» PROBLEM DESCRIPTION
Repeat the material below exactly, line for line.
-- begin SOURCE MATERIAL --
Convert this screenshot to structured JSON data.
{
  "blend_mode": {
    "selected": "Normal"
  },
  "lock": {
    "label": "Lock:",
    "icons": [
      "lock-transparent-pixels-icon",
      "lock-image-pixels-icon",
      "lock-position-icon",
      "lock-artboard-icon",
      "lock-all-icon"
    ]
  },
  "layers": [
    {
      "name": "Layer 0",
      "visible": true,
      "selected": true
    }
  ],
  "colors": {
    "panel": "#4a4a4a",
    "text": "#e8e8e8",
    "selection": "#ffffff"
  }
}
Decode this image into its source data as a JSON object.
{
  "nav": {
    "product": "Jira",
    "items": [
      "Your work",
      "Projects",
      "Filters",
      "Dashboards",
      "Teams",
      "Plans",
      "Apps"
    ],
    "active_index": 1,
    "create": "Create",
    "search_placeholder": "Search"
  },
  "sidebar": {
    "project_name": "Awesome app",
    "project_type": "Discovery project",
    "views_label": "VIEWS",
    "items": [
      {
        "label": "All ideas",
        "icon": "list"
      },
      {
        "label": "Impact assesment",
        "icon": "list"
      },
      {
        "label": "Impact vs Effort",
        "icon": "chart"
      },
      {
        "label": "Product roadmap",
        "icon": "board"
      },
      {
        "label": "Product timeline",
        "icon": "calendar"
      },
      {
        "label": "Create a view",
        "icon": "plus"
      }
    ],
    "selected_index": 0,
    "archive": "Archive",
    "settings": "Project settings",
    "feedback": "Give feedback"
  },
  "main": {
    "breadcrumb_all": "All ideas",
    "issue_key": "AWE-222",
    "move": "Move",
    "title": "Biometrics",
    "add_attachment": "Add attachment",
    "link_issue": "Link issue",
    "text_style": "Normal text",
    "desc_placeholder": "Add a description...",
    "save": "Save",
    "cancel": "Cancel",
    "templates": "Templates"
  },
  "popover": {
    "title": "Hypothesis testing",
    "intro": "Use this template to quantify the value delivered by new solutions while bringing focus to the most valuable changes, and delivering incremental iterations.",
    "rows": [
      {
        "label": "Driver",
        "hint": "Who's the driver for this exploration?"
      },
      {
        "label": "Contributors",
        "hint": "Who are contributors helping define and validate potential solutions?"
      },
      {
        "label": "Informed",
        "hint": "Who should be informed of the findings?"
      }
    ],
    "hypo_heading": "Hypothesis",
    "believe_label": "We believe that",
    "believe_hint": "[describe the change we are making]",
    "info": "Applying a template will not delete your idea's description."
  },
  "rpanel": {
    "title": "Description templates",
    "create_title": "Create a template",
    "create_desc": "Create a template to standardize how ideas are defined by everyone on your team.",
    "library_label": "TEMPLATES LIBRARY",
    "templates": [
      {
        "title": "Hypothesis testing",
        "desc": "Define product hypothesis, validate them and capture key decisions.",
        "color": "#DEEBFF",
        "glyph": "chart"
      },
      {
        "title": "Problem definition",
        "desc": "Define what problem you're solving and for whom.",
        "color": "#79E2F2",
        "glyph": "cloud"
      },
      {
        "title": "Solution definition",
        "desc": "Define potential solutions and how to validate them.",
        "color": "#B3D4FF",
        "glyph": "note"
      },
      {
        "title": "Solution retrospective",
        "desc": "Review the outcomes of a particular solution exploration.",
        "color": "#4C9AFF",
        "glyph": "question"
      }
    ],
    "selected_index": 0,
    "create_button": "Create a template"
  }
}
-- end SOURCE MATERIAL --
» RESPONSE TO THIS EXERCISE
Convert this screenshot to structured JSON data.
{
  "blend_mode": {
    "selected": "Normal"
  },
  "lock": {
    "label": "Lock:",
    "icons": [
      "lock-transparent-pixels-icon",
      "lock-image-pixels-icon",
      "lock-position-icon",
      "lock-artboard-icon",
      "lock-all-icon"
    ]
  },
  "layers": [
    {
      "name": "Layer 0",
      "visible": true,
      "selected": true
    }
  ],
  "colors": {
    "panel": "#4a4a4a",
    "text": "#e8e8e8",
    "selection": "#ffffff"
  }
}
Decode this image into its source data as a JSON object.
{
  "nav": {
    "product": "Jira",
    "items": [
      "Your work",
      "Projects",
      "Filters",
      "Dashboards",
      "Teams",
      "Plans",
      "Apps"
    ],
    "active_index": 1,
    "create": "Create",
    "search_placeholder": "Search"
  },
  "sidebar": {
    "project_name": "Awesome app",
    "project_type": "Discovery project",
    "views_label": "VIEWS",
    "items": [
      {
        "label": "All ideas",
        "icon": "list"
      },
      {
        "label": "Impact assesment",
        "icon": "list"
      },
      {
        "label": "Impact vs Effort",
        "icon": "chart"
      },
      {
        "label": "Product roadmap",
        "icon": "board"
      },
      {
        "label": "Product timeline",
        "icon": "calendar"
      },
      {
        "label": "Create a view",
        "icon": "plus"
      }
    ],
    "selected_index": 0,
    "archive": "Archive",
    "settings": "Project settings",
    "feedback": "Give feedback"
  },
  "main": {
    "breadcrumb_all": "All ideas",
    "issue_key": "AWE-222",
    "move": "Move",
    "title": "Biometrics",
    "add_attachment": "Add attachment",
    "link_issue": "Link issue",
    "text_style": "Normal text",
    "desc_placeholder": "Add a description...",
    "save": "Save",
    "cancel": "Cancel",
    "templates": "Templates"
  },
  "popover": {
    "title": "Hypothesis testing",
    "intro": "Use this template to quantify the value delivered by new solutions while bringing focus to the most valuable changes, and delivering incremental iterations.",
    "rows": [
      {
        "label": "Driver",
        "hint": "Who's the driver for this exploration?"
      },
      {
        "label": "Contributors",
        "hint": "Who are contributors helping define and validate potential solutions?"
      },
      {
        "label": "Informed",
        "hint": "Who should be informed of the findings?"
      }
    ],
    "hypo_heading": "Hypothesis",
    "believe_label": "We believe that",
    "believe_hint": "[describe the change we are making]",
    "info": "Applying a template will not delete your idea's description."
  },
  "rpanel": {
    "title": "Description templates",
    "create_title": "Create a template",
    "create_desc": "Create a template to standardize how ideas are defined by everyone on your team.",
    "library_label": "TEMPLATES LIBRARY",
    "templates": [
      {
        "title": "Hypothesis testing",
        "desc": "Define product hypothesis, validate them and capture key decisions.",
        "color": "#DEEBFF",
        "glyph": "chart"
      },
      {
        "title": "Problem definition",
        "desc": "Define what problem you're solving and for whom.",
        "color": "#79E2F2",
        "glyph": "cloud"
      },
      {
        "title": "Solution definition",
        "desc": "Define potential solutions and how to validate them.",
        "color": "#B3D4FF",
        "glyph": "note"
      },
      {
        "title": "Solution retrospective",
        "desc": "Review the outcomes of a particular solution exploration.",
        "color": "#4C9AFF",
        "glyph": "question"
      }
    ],
    "selected_index": 0,
    "create_button": "Create a template"
  }
}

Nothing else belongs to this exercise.